INSTRUCTION - Any picture among the records should be left out, please; retype the rest exactly.

EXTRACTED INFORMATION -

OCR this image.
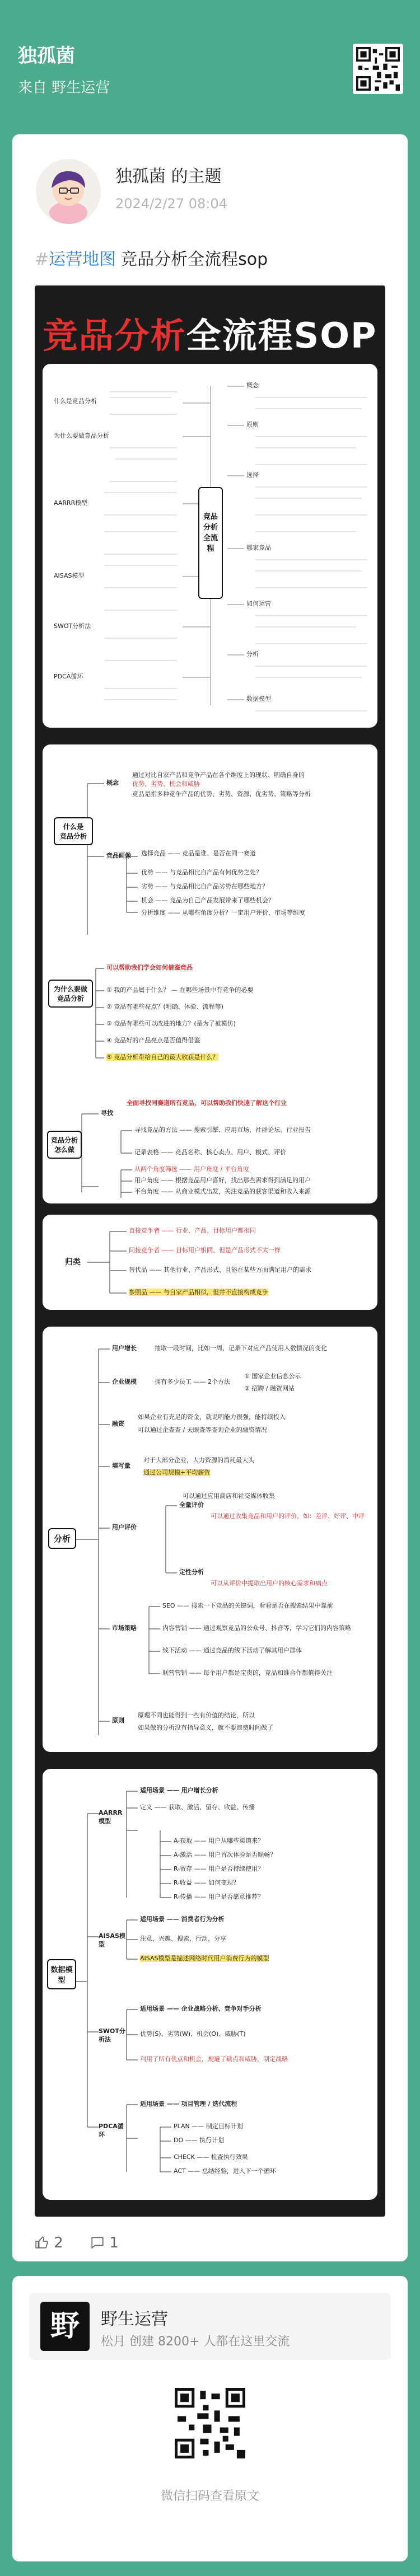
独孤菌
来自 野生运营
独孤菌 的主题
2024/2/27 08:04
#运营地图 竞品分析全流程sop
竞品分析全流程SOP
竞品分析全流程
什么是竞品分析
为什么要做竞品分析
AARRR模型
AISAS模型
SWOT分析法
PDCA循环
概念
原则
选择
哪家竞品
如何运营
分析
数据模型
什么是
竞品分析
概念
通过对比自家产品和竞争产品在各个维度上的现状、明确自身的
优势、劣势、机会和威胁
竞品是指多种竞争产品的优势、劣势、资源、优劣势、策略等分析
竞品画像 选择竞品 —— 竞品是谁、是否在同一赛道
优势 —— 与竞品相比自产品有何优势之处？
劣势 —— 与竞品相比自产品劣势在哪些地方？
机会 —— 竞品为自己产品发展带来了哪些机会？
分析维度 —— 从哪些角度分析？一定用户评价，市场等维度
为什么要做
竞品分析
可以帮助我们学会如何借鉴竞品
① 我的产品属于什么？ — 在哪些场景中有竞争的必要
② 竞品有哪些亮点？(明确、体验、流程等)
③ 竞品有哪些可以改进的地方？(是为了被模仿)
④ 竞品好的产品亮点是否值得借鉴
⑤ 竞品分析带给自己的最大收获是什么？
竞品分析
怎么做
寻找
全面寻找同赛道所有竞品，可以帮助我们快速了解这个行业
寻找竞品的方法 —— 搜索引擎、应用市场、社群论坛、行业报告
记录表格 —— 竞品名称、核心卖点、用户、模式、评价
从两个角度筛选 —— 用户角度 / 平台角度
用户角度 —— 根据竞品用户喜好，找出那些需求得到满足的用户
平台角度 —— 从商业模式出发，关注竞品的获客渠道和收入来源
归类
直接竞争者 —— 行业、产品、目标用户都相同
间接竞争者 —— 目标用户相同、但是产品形式不太一样
替代品 —— 其他行业、产品形式、且能在某些方面满足用户的需求
参照品 —— 与自家产品相似，但并不直接构成竞争
分析
用户增长	抽取一段时间，比如一周、记录下对应产品使用人数情况的变化
企业规模	拥有多少员工 —— 2个方法
① 国家企业信息公示
② 招聘 / 融资网站
融资
如果企业有充足的资金，就说明能力很强，能持续投入
可以通过企查查 / 天眼查等查询企业的融资情况
填写量
对于大部分企业，人力资源的消耗最大头
通过公司规模+平均薪资
用户评价
可以通过应用商店和社交媒体收集
全量评价
可以通过收集竞品和用户的评价，如：差评、好评、中评
定性分析
可以从评价中提取出用户的核心需求和痛点
市场策略
SEO —— 搜索一下竞品的关键词，看看是否在搜索结果中靠前
内容营销 —— 通过观察竞品的公众号、抖音等，学习它们的内容策略
线下活动 —— 通过竞品的线下活动了解其用户群体
联营营销 —— 每个用户都是宝贵的，竞品和谁合作都值得关注
原则
原理不同也能得到一些有价值的结论，所以
如果做的分析没有指导意义，就不要浪费时间做了
数据模型
AARRR模型
适用场景 —— 用户增长分析
定义 —— 获取、激活、留存、收益、传播
A-获取 —— 用户从哪些渠道来？
A-激活 —— 用户首次体验是否顺畅？
R-留存 —— 用户是否持续使用？
R-收益 —— 如何变现？
R-传播 —— 用户是否愿意推荐？
AISAS模型
适用场景 —— 消费者行为分析
注意、兴趣、搜索、行动、分享
AISAS模型是描述网络时代用户消费行为的模型
SWOT分析法
适用场景 —— 企业战略分析、竞争对手分析
优势(S)、劣势(W)、机会(O)、威胁(T)
利用了所有优点和机会，规避了缺点和威胁，制定战略
PDCA循环
适用场景 —— 项目管理 / 迭代流程
PLAN —— 制定目标计划
DO —— 执行计划
CHECK —— 检查执行效果
ACT —— 总结经验，进入下一个循环
2	1
野	野生运营
松月 创建 8200+ 人都在这里交流
微信扫码查看原文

OUTPUT FOR THIS TASK -
OCR this image.
独孤菌
来自 野生运营
独孤菌 的主题
2024/2/27 08:04
#运营地图 竞品分析全流程sop
竞品分析全流程SOP
竞品分析全流程
什么是竞品分析
为什么要做竞品分析
AARRR模型
AISAS模型
SWOT分析法
PDCA循环
概念
原则
选择
哪家竞品
如何运营
分析
数据模型
什么是
竞品分析
概念
通过对比自家产品和竞争产品在各个维度上的现状、明确自身的
优势、劣势、机会和威胁
竞品是指多种竞争产品的优势、劣势、资源、优劣势、策略等分析
竞品画像 选择竞品 —— 竞品是谁、是否在同一赛道
优势 —— 与竞品相比自产品有何优势之处？
劣势 —— 与竞品相比自产品劣势在哪些地方？
机会 —— 竞品为自己产品发展带来了哪些机会？
分析维度 —— 从哪些角度分析？一定用户评价，市场等维度
为什么要做
竞品分析
可以帮助我们学会如何借鉴竞品
① 我的产品属于什么？ — 在哪些场景中有竞争的必要
② 竞品有哪些亮点？(明确、体验、流程等)
③ 竞品有哪些可以改进的地方？(是为了被模仿)
④ 竞品好的产品亮点是否值得借鉴
⑤ 竞品分析带给自己的最大收获是什么？
竞品分析
怎么做
寻找
全面寻找同赛道所有竞品，可以帮助我们快速了解这个行业
寻找竞品的方法 —— 搜索引擎、应用市场、社群论坛、行业报告
记录表格 —— 竞品名称、核心卖点、用户、模式、评价
从两个角度筛选 —— 用户角度 / 平台角度
用户角度 —— 根据竞品用户喜好，找出那些需求得到满足的用户
平台角度 —— 从商业模式出发，关注竞品的获客渠道和收入来源
归类
直接竞争者 —— 行业、产品、目标用户都相同
间接竞争者 —— 目标用户相同、但是产品形式不太一样
替代品 —— 其他行业、产品形式、且能在某些方面满足用户的需求
参照品 —— 与自家产品相似，但并不直接构成竞争
分析
用户增长	抽取一段时间，比如一周、记录下对应产品使用人数情况的变化
企业规模	拥有多少员工 —— 2个方法
① 国家企业信息公示
② 招聘 / 融资网站
融资
如果企业有充足的资金，就说明能力很强，能持续投入
可以通过企查查 / 天眼查等查询企业的融资情况
填写量
对于大部分企业，人力资源的消耗最大头
通过公司规模+平均薪资
用户评价
可以通过应用商店和社交媒体收集
全量评价
可以通过收集竞品和用户的评价，如：差评、好评、中评
定性分析
可以从评价中提取出用户的核心需求和痛点
市场策略
SEO —— 搜索一下竞品的关键词，看看是否在搜索结果中靠前
内容营销 —— 通过观察竞品的公众号、抖音等，学习它们的内容策略
线下活动 —— 通过竞品的线下活动了解其用户群体
联营营销 —— 每个用户都是宝贵的，竞品和谁合作都值得关注
原则
原理不同也能得到一些有价值的结论，所以
如果做的分析没有指导意义，就不要浪费时间做了
数据模型
AARRR模型
适用场景 —— 用户增长分析
定义 —— 获取、激活、留存、收益、传播
A-获取 —— 用户从哪些渠道来？
A-激活 —— 用户首次体验是否顺畅？
R-留存 —— 用户是否持续使用？
R-收益 —— 如何变现？
R-传播 —— 用户是否愿意推荐？
AISAS模型
适用场景 —— 消费者行为分析
注意、兴趣、搜索、行动、分享
AISAS模型是描述网络时代用户消费行为的模型
SWOT分析法
适用场景 —— 企业战略分析、竞争对手分析
优势(S)、劣势(W)、机会(O)、威胁(T)
利用了所有优点和机会，规避了缺点和威胁，制定战略
PDCA循环
适用场景 —— 项目管理 / 迭代流程
PLAN —— 制定目标计划
DO —— 执行计划
CHECK —— 检查执行效果
ACT —— 总结经验，进入下一个循环
2	1
野	野生运营
松月 创建 8200+ 人都在这里交流
微信扫码查看原文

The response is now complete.